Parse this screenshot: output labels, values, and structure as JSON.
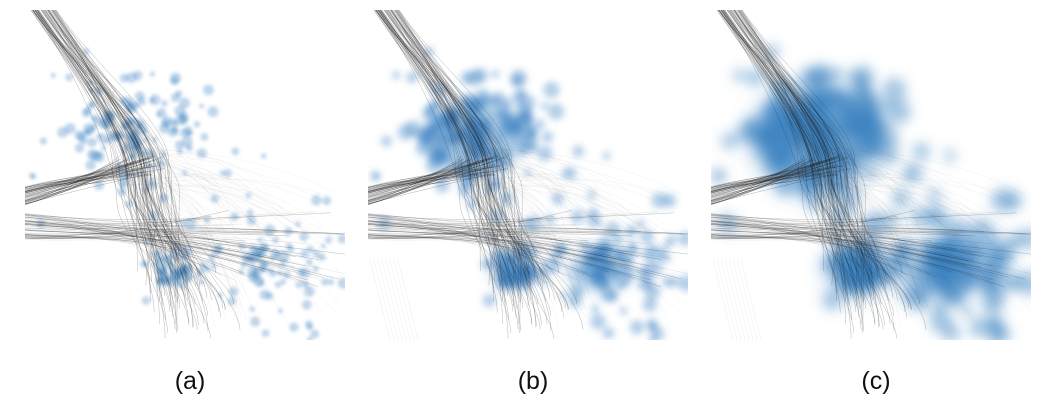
{
  "figure": {
    "panels": [
      {
        "id": "a",
        "caption": "(a)",
        "blur_level": "low"
      },
      {
        "id": "b",
        "caption": "(b)",
        "blur_level": "medium"
      },
      {
        "id": "c",
        "caption": "(c)",
        "blur_level": "high"
      }
    ]
  },
  "colors": {
    "background": "#ffffff",
    "edges": "#1a1a1a",
    "nodes": "#3c82c2",
    "faint_edges": "#7fae7f"
  }
}
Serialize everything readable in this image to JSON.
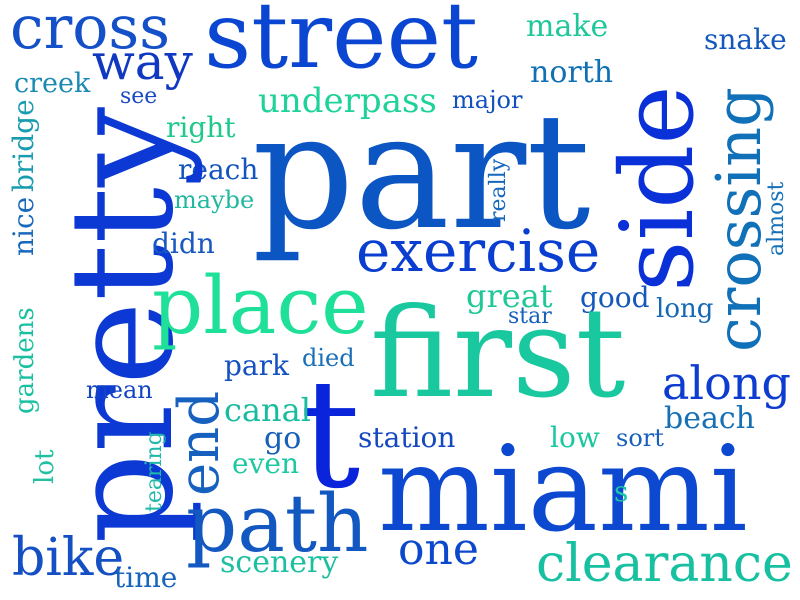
{
  "words": [
    {
      "text": "cross",
      "color": "#1450C8"
    },
    {
      "text": "street",
      "color": "#0A46D2"
    },
    {
      "text": "way",
      "color": "#1038C0"
    },
    {
      "text": "make",
      "color": "#1EC89A"
    },
    {
      "text": "snake",
      "color": "#1458BE"
    },
    {
      "text": "creek",
      "color": "#1A8AB4"
    },
    {
      "text": "north",
      "color": "#1070B4"
    },
    {
      "text": "see",
      "color": "#1848C4"
    },
    {
      "text": "underpass",
      "color": "#1ED29A"
    },
    {
      "text": "major",
      "color": "#1250BE"
    },
    {
      "text": "side",
      "color": "#0A30D8"
    },
    {
      "text": "part",
      "color": "#0C56C4"
    },
    {
      "text": "crossing",
      "color": "#1070B8"
    },
    {
      "text": "bridge",
      "color": "#1A9CB0"
    },
    {
      "text": "right",
      "color": "#20C88C"
    },
    {
      "text": "reach",
      "color": "#1454BE"
    },
    {
      "text": "really",
      "color": "#1468BE"
    },
    {
      "text": "maybe",
      "color": "#22B8A0"
    },
    {
      "text": "almost",
      "color": "#1670B8"
    },
    {
      "text": "nice",
      "color": "#1868BC"
    },
    {
      "text": "pretty",
      "color": "#0C38D4"
    },
    {
      "text": "didn",
      "color": "#1858C0"
    },
    {
      "text": "exercise",
      "color": "#0A3ED0"
    },
    {
      "text": "place",
      "color": "#1EE098"
    },
    {
      "text": "great",
      "color": "#20C898"
    },
    {
      "text": "good",
      "color": "#1458BC"
    },
    {
      "text": "long",
      "color": "#1468B8"
    },
    {
      "text": "star",
      "color": "#1660BC"
    },
    {
      "text": "gardens",
      "color": "#1AC0A0"
    },
    {
      "text": "first",
      "color": "#1AC8A0"
    },
    {
      "text": "park",
      "color": "#1450C0"
    },
    {
      "text": "died",
      "color": "#1A70B8"
    },
    {
      "text": "along",
      "color": "#0C3CD0"
    },
    {
      "text": "mean",
      "color": "#1244C4"
    },
    {
      "text": "end",
      "color": "#1660C0"
    },
    {
      "text": "t",
      "color": "#0A24DC"
    },
    {
      "text": "canal",
      "color": "#1ABCA0"
    },
    {
      "text": "beach",
      "color": "#1870B4"
    },
    {
      "text": "lot",
      "color": "#20C0A0"
    },
    {
      "text": "go",
      "color": "#1660B8"
    },
    {
      "text": "station",
      "color": "#1448C0"
    },
    {
      "text": "low",
      "color": "#1AC8A0"
    },
    {
      "text": "sort",
      "color": "#1860BC"
    },
    {
      "text": "tearing",
      "color": "#20B8A8"
    },
    {
      "text": "even",
      "color": "#1EC8A0"
    },
    {
      "text": "miami",
      "color": "#0C48D0"
    },
    {
      "text": "s",
      "color": "#1AC8A8"
    },
    {
      "text": "path",
      "color": "#1258C0"
    },
    {
      "text": "one",
      "color": "#0C48CC"
    },
    {
      "text": "bike",
      "color": "#1450C4"
    },
    {
      "text": "time",
      "color": "#1864BC"
    },
    {
      "text": "scenery",
      "color": "#1CC0A0"
    },
    {
      "text": "clearance",
      "color": "#16C0A0"
    }
  ]
}
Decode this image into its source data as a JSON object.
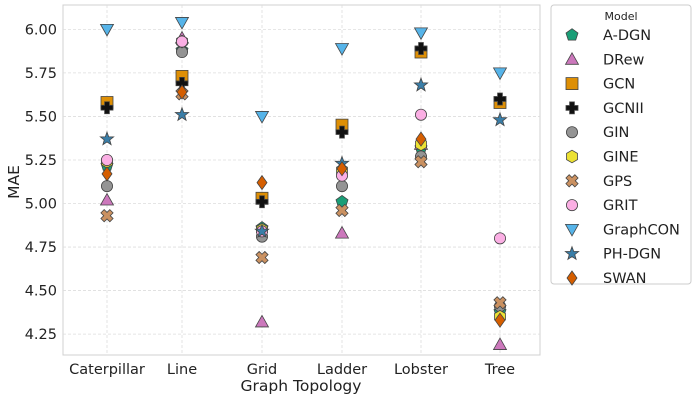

▶ **Exercise description**: Pictures are excluded; output everything else in the data verbatim.

▶ **Written solution**:
Parse this screenshot: output labels, values, and structure as JSON.
{
  "figure": {
    "panels": [
      {
        "id": "a",
        "caption": "(a)",
        "blur_level": "low"
      },
      {
        "id": "b",
        "caption": "(b)",
        "blur_level": "medium"
      },
      {
        "id": "c",
        "caption": "(c)",
        "blur_level": "high"
      }
    ]
  },
  "colors": {
    "background": "#ffffff",
    "edges": "#1a1a1a",
    "nodes": "#3c82c2",
    "faint_edges": "#7fae7f"
  }
}
Serialize everything readable in this image to JSON.
{
  "words": [
    {
      "text": "cross",
      "color": "#1450C8"
    },
    {
      "text": "street",
      "color": "#0A46D2"
    },
    {
      "text": "way",
      "color": "#1038C0"
    },
    {
      "text": "make",
      "color": "#1EC89A"
    },
    {
      "text": "snake",
      "color": "#1458BE"
    },
    {
      "text": "creek",
      "color": "#1A8AB4"
    },
    {
      "text": "north",
      "color": "#1070B4"
    },
    {
      "text": "see",
      "color": "#1848C4"
    },
    {
      "text": "underpass",
      "color": "#1ED29A"
    },
    {
      "text": "major",
      "color": "#1250BE"
    },
    {
      "text": "side",
      "color": "#0A30D8"
    },
    {
      "text": "part",
      "color": "#0C56C4"
    },
    {
      "text": "crossing",
      "color": "#1070B8"
    },
    {
      "text": "bridge",
      "color": "#1A9CB0"
    },
    {
      "text": "right",
      "color": "#20C88C"
    },
    {
      "text": "reach",
      "color": "#1454BE"
    },
    {
      "text": "really",
      "color": "#1468BE"
    },
    {
      "text": "maybe",
      "color": "#22B8A0"
    },
    {
      "text": "almost",
      "color": "#1670B8"
    },
    {
      "text": "nice",
      "color": "#1868BC"
    },
    {
      "text": "pretty",
      "color": "#0C38D4"
    },
    {
      "text": "didn",
      "color": "#1858C0"
    },
    {
      "text": "exercise",
      "color": "#0A3ED0"
    },
    {
      "text": "place",
      "color": "#1EE098"
    },
    {
      "text": "great",
      "color": "#20C898"
    },
    {
      "text": "good",
      "color": "#1458BC"
    },
    {
      "text": "long",
      "color": "#1468B8"
    },
    {
      "text": "star",
      "color": "#1660BC"
    },
    {
      "text": "gardens",
      "color": "#1AC0A0"
    },
    {
      "text": "first",
      "color": "#1AC8A0"
    },
    {
      "text": "park",
      "color": "#1450C0"
    },
    {
      "text": "died",
      "color": "#1A70B8"
    },
    {
      "text": "along",
      "color": "#0C3CD0"
    },
    {
      "text": "mean",
      "color": "#1244C4"
    },
    {
      "text": "end",
      "color": "#1660C0"
    },
    {
      "text": "t",
      "color": "#0A24DC"
    },
    {
      "text": "canal",
      "color": "#1ABCA0"
    },
    {
      "text": "beach",
      "color": "#1870B4"
    },
    {
      "text": "lot",
      "color": "#20C0A0"
    },
    {
      "text": "go",
      "color": "#1660B8"
    },
    {
      "text": "station",
      "color": "#1448C0"
    },
    {
      "text": "low",
      "color": "#1AC8A0"
    },
    {
      "text": "sort",
      "color": "#1860BC"
    },
    {
      "text": "tearing",
      "color": "#20B8A8"
    },
    {
      "text": "even",
      "color": "#1EC8A0"
    },
    {
      "text": "miami",
      "color": "#0C48D0"
    },
    {
      "text": "s",
      "color": "#1AC8A8"
    },
    {
      "text": "path",
      "color": "#1258C0"
    },
    {
      "text": "one",
      "color": "#0C48CC"
    },
    {
      "text": "bike",
      "color": "#1450C4"
    },
    {
      "text": "time",
      "color": "#1864BC"
    },
    {
      "text": "scenery",
      "color": "#1CC0A0"
    },
    {
      "text": "clearance",
      "color": "#16C0A0"
    }
  ]
}
Decode this image into its source data as a JSON object.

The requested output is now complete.